** begin Extracted records **
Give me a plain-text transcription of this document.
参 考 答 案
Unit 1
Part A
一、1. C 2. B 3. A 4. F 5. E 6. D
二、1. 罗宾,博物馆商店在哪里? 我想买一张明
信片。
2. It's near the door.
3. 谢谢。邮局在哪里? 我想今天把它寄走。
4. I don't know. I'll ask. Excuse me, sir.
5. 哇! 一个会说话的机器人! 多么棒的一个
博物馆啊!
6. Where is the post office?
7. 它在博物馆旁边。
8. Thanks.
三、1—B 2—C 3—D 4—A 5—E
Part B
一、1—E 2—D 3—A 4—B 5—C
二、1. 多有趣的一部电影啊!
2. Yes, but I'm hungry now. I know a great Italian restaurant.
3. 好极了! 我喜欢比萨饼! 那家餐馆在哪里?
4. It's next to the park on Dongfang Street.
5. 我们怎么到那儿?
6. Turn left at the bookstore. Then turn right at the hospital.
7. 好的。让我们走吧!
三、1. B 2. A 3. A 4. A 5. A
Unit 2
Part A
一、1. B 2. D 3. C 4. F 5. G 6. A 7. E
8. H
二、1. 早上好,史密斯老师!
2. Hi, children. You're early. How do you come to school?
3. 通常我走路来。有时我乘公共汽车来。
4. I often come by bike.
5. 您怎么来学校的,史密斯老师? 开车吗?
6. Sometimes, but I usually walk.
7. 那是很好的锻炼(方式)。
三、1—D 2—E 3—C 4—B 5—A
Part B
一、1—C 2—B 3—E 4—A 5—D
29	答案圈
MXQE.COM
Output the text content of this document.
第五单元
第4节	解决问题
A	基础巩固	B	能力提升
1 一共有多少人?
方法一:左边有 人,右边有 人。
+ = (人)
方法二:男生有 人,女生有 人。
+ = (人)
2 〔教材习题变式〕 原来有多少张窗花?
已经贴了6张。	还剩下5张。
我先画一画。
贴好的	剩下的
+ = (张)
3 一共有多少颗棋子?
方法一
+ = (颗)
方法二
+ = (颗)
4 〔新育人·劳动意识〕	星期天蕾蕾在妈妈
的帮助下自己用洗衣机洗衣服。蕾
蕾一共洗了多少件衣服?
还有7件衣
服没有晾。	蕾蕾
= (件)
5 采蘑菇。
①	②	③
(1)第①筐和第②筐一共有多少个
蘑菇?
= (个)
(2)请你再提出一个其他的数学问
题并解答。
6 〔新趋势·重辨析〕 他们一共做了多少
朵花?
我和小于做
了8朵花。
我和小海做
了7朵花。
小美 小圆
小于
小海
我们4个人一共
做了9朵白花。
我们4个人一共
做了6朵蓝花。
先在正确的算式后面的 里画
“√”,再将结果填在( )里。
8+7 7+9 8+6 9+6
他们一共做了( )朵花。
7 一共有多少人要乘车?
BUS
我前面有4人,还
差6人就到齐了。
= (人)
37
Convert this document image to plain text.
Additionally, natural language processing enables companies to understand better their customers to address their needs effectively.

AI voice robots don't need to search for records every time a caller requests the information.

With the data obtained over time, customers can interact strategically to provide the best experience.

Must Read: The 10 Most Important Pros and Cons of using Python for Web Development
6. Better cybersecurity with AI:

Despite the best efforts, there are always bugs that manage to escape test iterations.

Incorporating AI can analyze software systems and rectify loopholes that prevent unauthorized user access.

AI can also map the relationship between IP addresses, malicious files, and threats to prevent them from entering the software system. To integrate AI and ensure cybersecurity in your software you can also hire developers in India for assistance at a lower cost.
** end Extracted records **
# [Exercise instructions]
Report the number of lines in the listing above that include the word "plain", and nothing else.

# [Full answer]
2